>>>>>
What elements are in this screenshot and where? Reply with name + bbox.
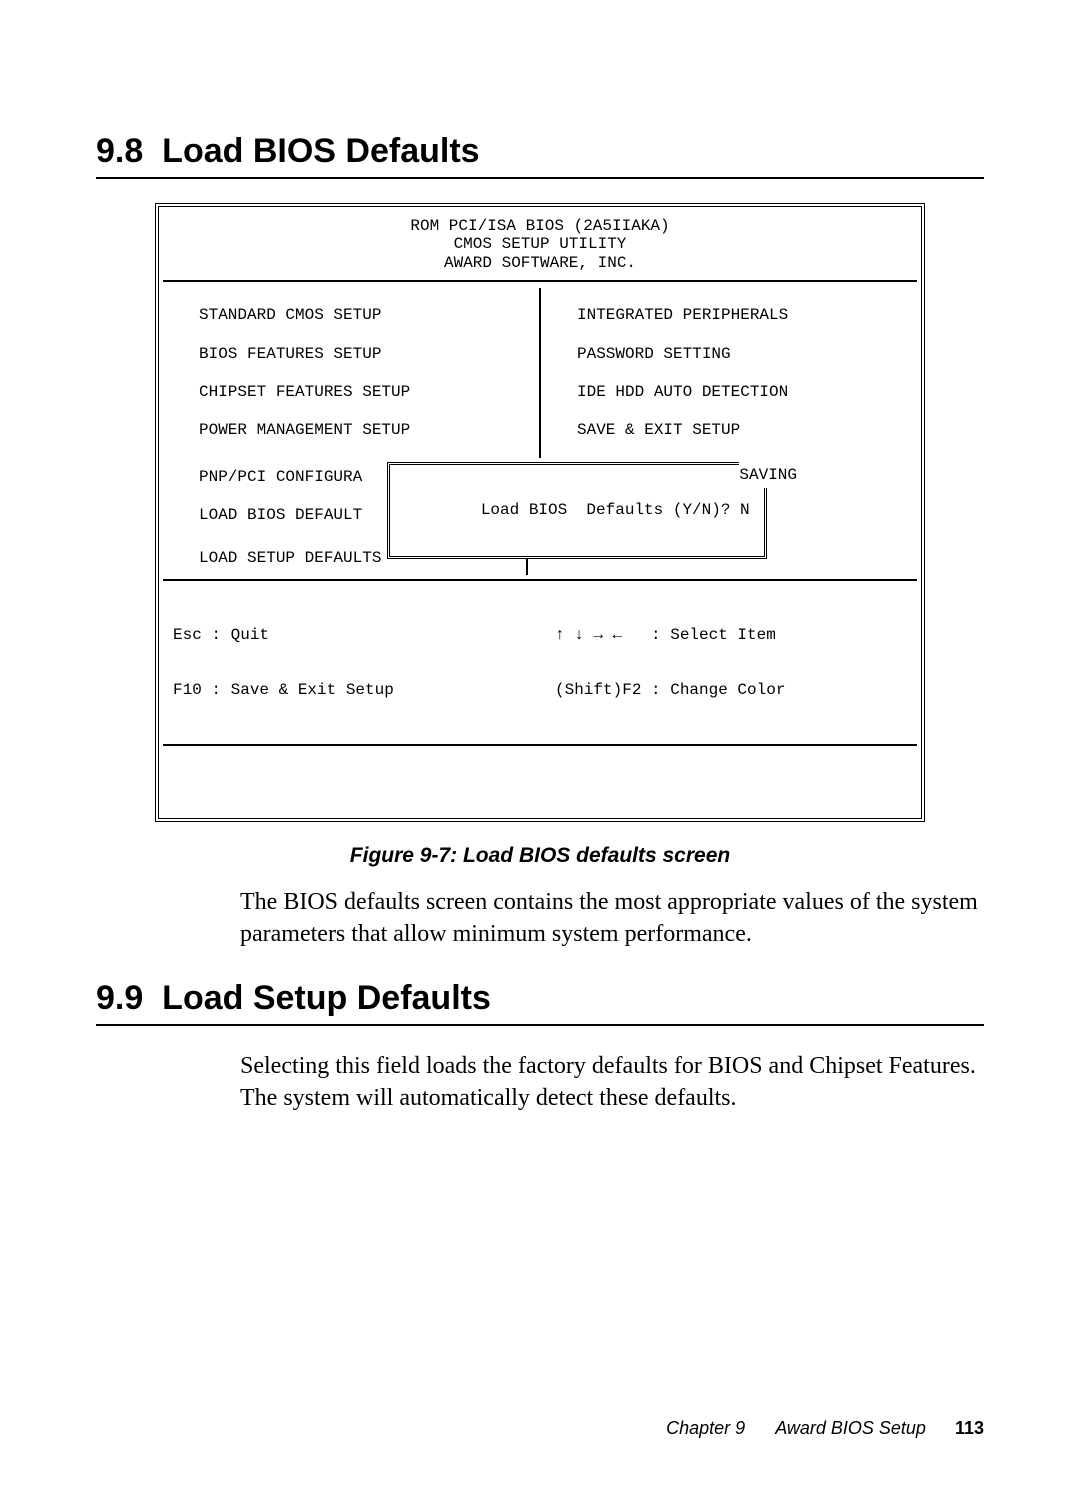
- bios-menu-right-column: INTEGRATED PERIPHERALS PASSWORD SETTING …: [541, 288, 917, 458]
- load-bios-defaults-dialog[interactable]: Load BIOS Defaults (Y/N)? N: [387, 462, 767, 559]
- footer-hint: (Shift)F2 : Change Color: [555, 681, 907, 699]
- menu-item[interactable]: PASSWORD SETTING: [553, 335, 905, 373]
- section-rule: [96, 177, 984, 179]
- footer-page-number: 113: [955, 1418, 984, 1438]
- page-footer: Chapter 9 Award BIOS Setup 113: [666, 1418, 984, 1439]
- section-title: Load BIOS Defaults: [162, 132, 479, 170]
- bios-header-line-2: CMOS SETUP UTILITY: [163, 235, 917, 253]
- menu-item[interactable]: CHIPSET FEATURES SETUP: [175, 373, 527, 411]
- section-heading-9-9: 9.9 Load Setup Defaults: [96, 979, 984, 1018]
- bios-screenshot: ROM PCI/ISA BIOS (2A5IIAKA) CMOS SETUP U…: [155, 203, 925, 822]
- menu-item[interactable]: STANDARD CMOS SETUP: [175, 296, 527, 334]
- footer-chapter: Chapter 9: [666, 1418, 745, 1438]
- section-rule: [96, 1024, 984, 1026]
- section-number: 9.8: [96, 132, 143, 170]
- footer-hint: F10 : Save & Exit Setup: [173, 681, 525, 699]
- bios-header-line-3: AWARD SOFTWARE, INC.: [163, 254, 917, 272]
- document-page: 9.8 Load BIOS Defaults ROM PCI/ISA BIOS …: [0, 0, 1080, 1511]
- saving-label: SAVING: [739, 462, 797, 488]
- paragraph-9-8: The BIOS defaults screen contains the mo…: [240, 886, 980, 951]
- menu-item[interactable]: INTEGRATED PERIPHERALS: [553, 296, 905, 334]
- bios-header: ROM PCI/ISA BIOS (2A5IIAKA) CMOS SETUP U…: [163, 207, 917, 282]
- bios-menu-left-column: STANDARD CMOS SETUP BIOS FEATURES SETUP …: [163, 288, 541, 458]
- footer-hint: Esc : Quit: [173, 626, 525, 644]
- menu-item[interactable]: IDE HDD AUTO DETECTION: [553, 373, 905, 411]
- menu-item[interactable]: BIOS FEATURES SETUP: [175, 335, 527, 373]
- section-number: 9.9: [96, 979, 143, 1017]
- footer-title: Award BIOS Setup: [775, 1418, 926, 1438]
- figure-caption: Figure 9-7: Load BIOS defaults screen: [96, 844, 984, 868]
- section-title: Load Setup Defaults: [162, 979, 491, 1017]
- menu-item[interactable]: POWER MANAGEMENT SETUP: [175, 411, 527, 449]
- bios-dialog-row: PNP/PCI CONFIGURA LOAD BIOS DEFAULT Load…: [159, 458, 921, 535]
- dialog-text: Load BIOS Defaults (Y/N)? N: [481, 501, 750, 519]
- bios-header-line-1: ROM PCI/ISA BIOS (2A5IIAKA): [163, 217, 917, 235]
- bios-footer-left: Esc : Quit F10 : Save & Exit Setup: [173, 589, 525, 736]
- menu-item[interactable]: SAVE & EXIT SETUP: [553, 411, 905, 449]
- section-heading-9-8: 9.8 Load BIOS Defaults: [96, 132, 984, 171]
- footer-hint: ↑ ↓ → ← : Select Item: [555, 626, 907, 644]
- bios-blank-footer: [163, 744, 917, 818]
- bios-footer-bar: Esc : Quit F10 : Save & Exit Setup ↑ ↓ →…: [163, 579, 917, 744]
- bios-menu-grid: STANDARD CMOS SETUP BIOS FEATURES SETUP …: [159, 282, 921, 458]
- paragraph-9-9: Selecting this field loads the factory d…: [240, 1050, 980, 1115]
- bios-footer-right: ↑ ↓ → ← : Select Item (Shift)F2 : Change…: [525, 589, 907, 736]
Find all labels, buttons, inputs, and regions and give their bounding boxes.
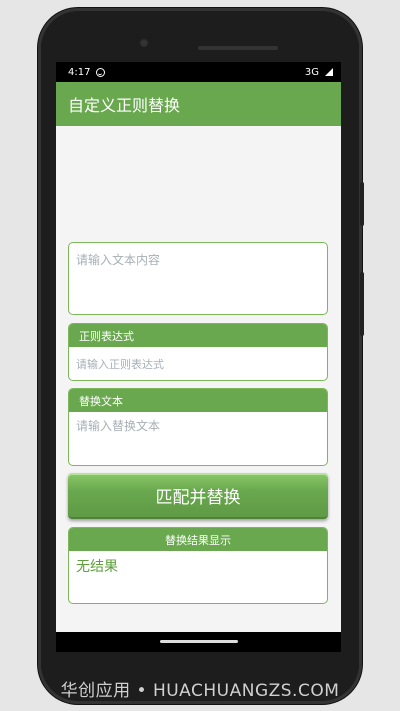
replace-header: 替换文本 <box>69 389 327 412</box>
replace-input[interactable]: 请输入替换文本 <box>69 412 327 443</box>
volume-button <box>360 272 364 336</box>
app-title: 自定义正则替换 <box>68 96 181 115</box>
result-value: 无结果 <box>76 559 118 575</box>
phone-screen: 4:17 3G 自定义正则替换 请输入文本内容 正则表达式 请输入正则表达式 替… <box>56 62 341 652</box>
power-button <box>360 182 364 226</box>
network-type: 3G <box>304 66 319 78</box>
home-gesture-pill[interactable] <box>160 640 238 643</box>
result-header: 替换结果显示 <box>69 528 327 551</box>
navigation-bar <box>56 632 341 652</box>
main-content: 请输入文本内容 正则表达式 请输入正则表达式 替换文本 请输入替换文本 匹配并替… <box>56 126 341 652</box>
regex-input[interactable]: 请输入正则表达式 <box>69 347 327 380</box>
status-bar: 4:17 3G <box>56 62 341 82</box>
regex-group: 正则表达式 请输入正则表达式 <box>68 323 328 381</box>
result-group: 替换结果显示 无结果 <box>68 527 328 604</box>
source-text-input[interactable]: 请输入文本内容 <box>68 242 328 315</box>
source-text-placeholder: 请输入文本内容 <box>76 253 161 267</box>
front-camera <box>139 38 149 48</box>
replace-group: 替换文本 请输入替换文本 <box>68 388 328 466</box>
watermark: 华创应用 • HUACHUANGZS.COM <box>60 681 340 701</box>
status-time: 4:17 <box>68 66 91 78</box>
match-replace-button[interactable]: 匹配并替换 <box>68 473 328 519</box>
regex-header: 正则表达式 <box>69 324 327 347</box>
signal-icon <box>325 68 333 76</box>
earpiece-speaker <box>198 46 278 50</box>
smiley-icon <box>96 67 106 77</box>
app-bar: 自定义正则替换 <box>56 82 341 126</box>
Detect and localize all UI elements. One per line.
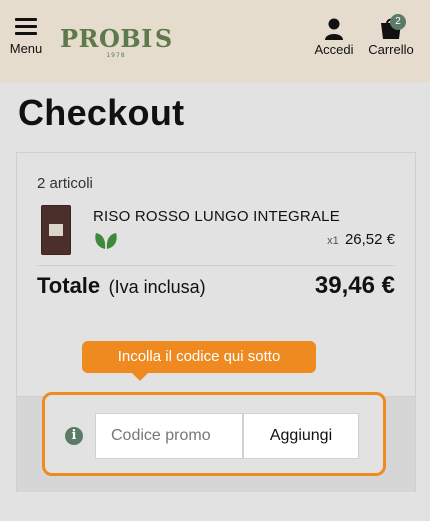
site-header: Menu PROBI S 1978 Accedi 2 Carrello — [0, 0, 430, 82]
cart-button[interactable]: 2 Carrello — [364, 14, 418, 57]
login-button[interactable]: Accedi — [310, 18, 358, 57]
menu-button[interactable]: Menu — [6, 16, 46, 58]
product-qty: x1 — [327, 235, 339, 247]
total-row: Totale (Iva inclusa) 39,46 € — [37, 265, 395, 300]
product-price-line: x1 26,52 € — [327, 231, 395, 248]
login-label: Accedi — [314, 42, 354, 57]
promo-code-box: i Aggiungi — [42, 392, 386, 476]
page-title: Checkout — [18, 92, 185, 133]
logo-wordmark: PROBI — [60, 24, 153, 53]
item-count: 2 articoli — [37, 175, 93, 192]
info-icon[interactable]: i — [65, 427, 83, 445]
total-value: 39,46 € — [314, 272, 395, 299]
product-name[interactable]: RISO ROSSO LUNGO INTEGRALE — [93, 208, 340, 225]
cart-count-badge: 2 — [390, 14, 406, 30]
logo-year: 1978 — [106, 52, 126, 59]
add-promo-button[interactable]: Aggiungi — [243, 413, 359, 459]
leaf-icon — [95, 233, 117, 249]
cart-label: Carrello — [368, 42, 414, 57]
total-label: Totale — [37, 273, 101, 298]
total-note: (Iva inclusa) — [108, 277, 206, 297]
hamburger-icon — [15, 18, 37, 36]
promo-code-input[interactable] — [95, 413, 243, 459]
product-price: 26,52 € — [344, 231, 395, 248]
user-icon — [325, 18, 343, 40]
menu-label: Menu — [9, 41, 43, 56]
product-thumbnail[interactable] — [41, 205, 71, 255]
promo-tooltip: Incolla il codice qui sotto — [82, 341, 316, 381]
brand-logo[interactable]: PROBI S 1978 — [60, 26, 172, 60]
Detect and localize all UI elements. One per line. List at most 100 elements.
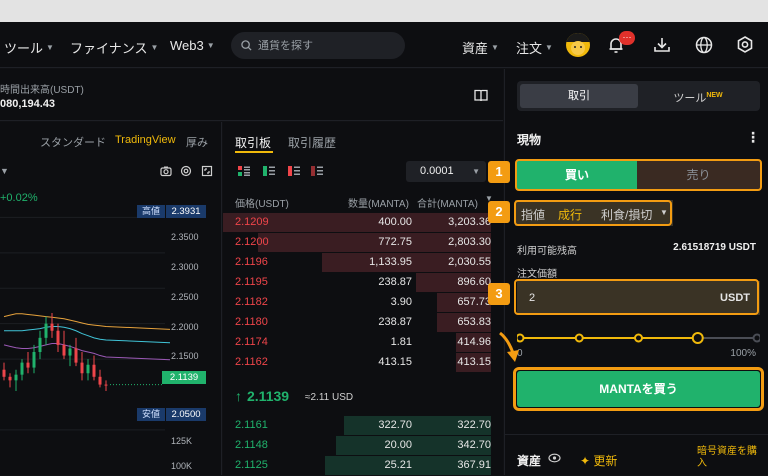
ask-total: 653.83 <box>457 316 491 328</box>
browser-strip <box>0 0 768 22</box>
ask-row[interactable]: 2.1182 3.90 657.73 <box>223 292 503 313</box>
orderbook-both-icon[interactable] <box>238 165 250 177</box>
fullscreen-icon[interactable] <box>201 165 213 177</box>
amount-slider[interactable] <box>517 331 760 345</box>
high-value: 2.3931 <box>166 205 206 218</box>
orderbook-list-icon[interactable] <box>311 165 323 177</box>
more-icon[interactable]: ⋮ <box>746 129 760 146</box>
ticker-stats: 時間出来高(USDT) 080,194.43 <box>0 69 503 121</box>
price-tick: 2.2000 <box>171 322 199 332</box>
trade-panel: 取引 ツールNEW 現物 ⋮ 買い 売り 指値 成行 利食/損切 ▼ 利用可能残… <box>504 69 768 475</box>
ask-total: 414.96 <box>457 336 491 348</box>
ask-qty: 3.90 <box>390 296 412 308</box>
candle-body <box>20 362 24 375</box>
last-price-usd: ≈2.11 USD <box>305 392 354 403</box>
interval-caret[interactable]: ▼ <box>0 166 9 176</box>
tab-trade[interactable]: 取引 <box>520 84 638 108</box>
bid-total: 322.70 <box>457 419 491 431</box>
bid-total: 367.91 <box>457 459 491 471</box>
step-badge-1: 1 <box>488 161 510 183</box>
highlight-3 <box>513 367 764 411</box>
bid-row[interactable]: 2.1161 322.70 322.70 <box>223 415 503 436</box>
slider-stop <box>634 333 643 343</box>
ask-row[interactable]: 2.1209 400.00 3,203.36 <box>223 212 503 233</box>
nav-finance[interactable]: ファイナンス ▼ <box>70 38 158 57</box>
price-tick: 2.3000 <box>171 262 199 272</box>
precision-select[interactable]: 0.0001 ▼ <box>406 161 486 182</box>
bid-qty: 25.21 <box>384 459 412 471</box>
bid-row[interactable]: 2.1148 20.00 342.70 <box>223 435 503 456</box>
candle-body <box>38 337 42 352</box>
tab-orderbook[interactable]: 取引板 <box>235 134 271 151</box>
camera-icon[interactable] <box>160 165 172 177</box>
bid-price: 2.1148 <box>235 439 268 451</box>
orderbook-bids-icon[interactable] <box>263 165 275 177</box>
candle-body <box>44 323 48 338</box>
low-value: 2.0500 <box>166 408 206 421</box>
candle-body <box>8 376 12 381</box>
volume-label: 時間出来高(USDT) <box>0 85 84 96</box>
ask-row[interactable]: 2.1200 772.75 2,803.30 <box>223 232 503 253</box>
volume-value: 080,194.43 <box>0 98 56 110</box>
avatar[interactable] <box>566 33 590 57</box>
bid-price: 2.1125 <box>235 459 268 471</box>
price-tick: 2.3500 <box>171 232 199 242</box>
candle-body <box>26 362 30 368</box>
highlight-1 <box>515 159 762 191</box>
search-box[interactable] <box>231 32 405 59</box>
section-spot: 現物 <box>517 133 542 147</box>
book-icon[interactable] <box>474 89 488 102</box>
candle-body <box>32 352 36 368</box>
settings-icon[interactable] <box>735 35 755 55</box>
nav-web3[interactable]: Web3 ▼ <box>170 38 215 53</box>
candle-body <box>2 369 6 377</box>
eye-icon[interactable] <box>548 453 561 463</box>
volume-tick: 125K <box>171 436 193 446</box>
arrow-annotation <box>499 331 519 362</box>
bid-qty: 322.70 <box>378 419 412 431</box>
ma-line <box>3 343 171 361</box>
ask-qty: 772.75 <box>378 236 412 248</box>
tab-tools[interactable]: ツールNEW <box>639 84 757 108</box>
refresh-icon: ✦ <box>580 454 591 468</box>
orderbook-asks-icon[interactable] <box>288 165 300 177</box>
candle-body <box>56 330 60 345</box>
ask-row[interactable]: 2.1162 413.15 413.15 <box>223 352 503 373</box>
ask-total: 2,803.30 <box>448 236 491 248</box>
ask-qty: 1.81 <box>390 336 412 348</box>
ask-total: 3,203.36 <box>448 216 491 228</box>
high-tag: 高値 <box>137 205 165 218</box>
search-input[interactable] <box>258 39 388 52</box>
nav-assets[interactable]: 資産 ▼ <box>462 38 499 57</box>
buy-crypto-link[interactable]: 暗号資産を購入 <box>697 446 761 470</box>
candle-body <box>98 376 102 385</box>
candle-body <box>62 344 66 356</box>
globe-icon[interactable] <box>694 35 714 55</box>
ask-total: 2,030.55 <box>448 256 491 268</box>
assets-label: 資産 <box>517 454 542 468</box>
tab-trade-history[interactable]: 取引履歴 <box>288 134 336 151</box>
price-tick: 2.1500 <box>171 351 199 361</box>
top-nav: ツール▼ ファイナンス▼ Web3▼ 資産▼ 注文▼ ··· <box>0 22 768 68</box>
step-badge-2: 2 <box>488 201 510 223</box>
ask-total: 413.15 <box>457 356 491 368</box>
candle-body <box>80 362 84 374</box>
bid-row[interactable]: 2.1125 25.21 367.91 <box>223 455 503 476</box>
ask-price: 2.1180 <box>235 316 268 328</box>
chart-tab-depth[interactable]: 厚み <box>186 134 208 150</box>
nav-tools[interactable]: ツール ▼ <box>4 38 54 57</box>
download-icon[interactable] <box>652 35 672 55</box>
ask-row[interactable]: 2.1180 238.87 653.83 <box>223 312 503 333</box>
ask-row[interactable]: 2.1174 1.81 414.96 <box>223 332 503 353</box>
nav-orders[interactable]: 注文 ▼ <box>516 38 553 57</box>
candle-body <box>92 364 96 377</box>
refresh-link[interactable]: ✦ 更新 <box>580 452 617 469</box>
volume-tick: 100K <box>171 461 193 471</box>
ask-row[interactable]: 2.1196 1,133.95 2,030.55 <box>223 252 503 273</box>
chart-tab-tradingview[interactable]: TradingView <box>115 134 176 146</box>
chart-tab-standard[interactable]: スタンダード <box>40 134 106 150</box>
chart-panel: スタンダード TradingView 厚み ▼ +0.02% 高値 2.3931… <box>0 122 222 475</box>
chart-settings-icon[interactable] <box>180 165 192 177</box>
ask-row[interactable]: 2.1195 238.87 896.60 <box>223 272 503 293</box>
step-badge-3: 3 <box>488 283 510 305</box>
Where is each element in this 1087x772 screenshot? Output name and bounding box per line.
<<<<<
### Aim
Print the lines starting at the one containing "site-header: Menu PROBI" and ending at the one containing "product-qty: x1 — [327, 235, 339, 247]", both included, with each copied exactly.

### Finished exercise
site-header: Menu PROBI S 1978 Accedi 2 Carrello — [0, 0, 430, 82]
cart-button[interactable]: 2 Carrello — [364, 14, 418, 57]
login-button[interactable]: Accedi — [310, 18, 358, 57]
menu-button[interactable]: Menu — [6, 16, 46, 58]
product-qty: x1 — [327, 235, 339, 247]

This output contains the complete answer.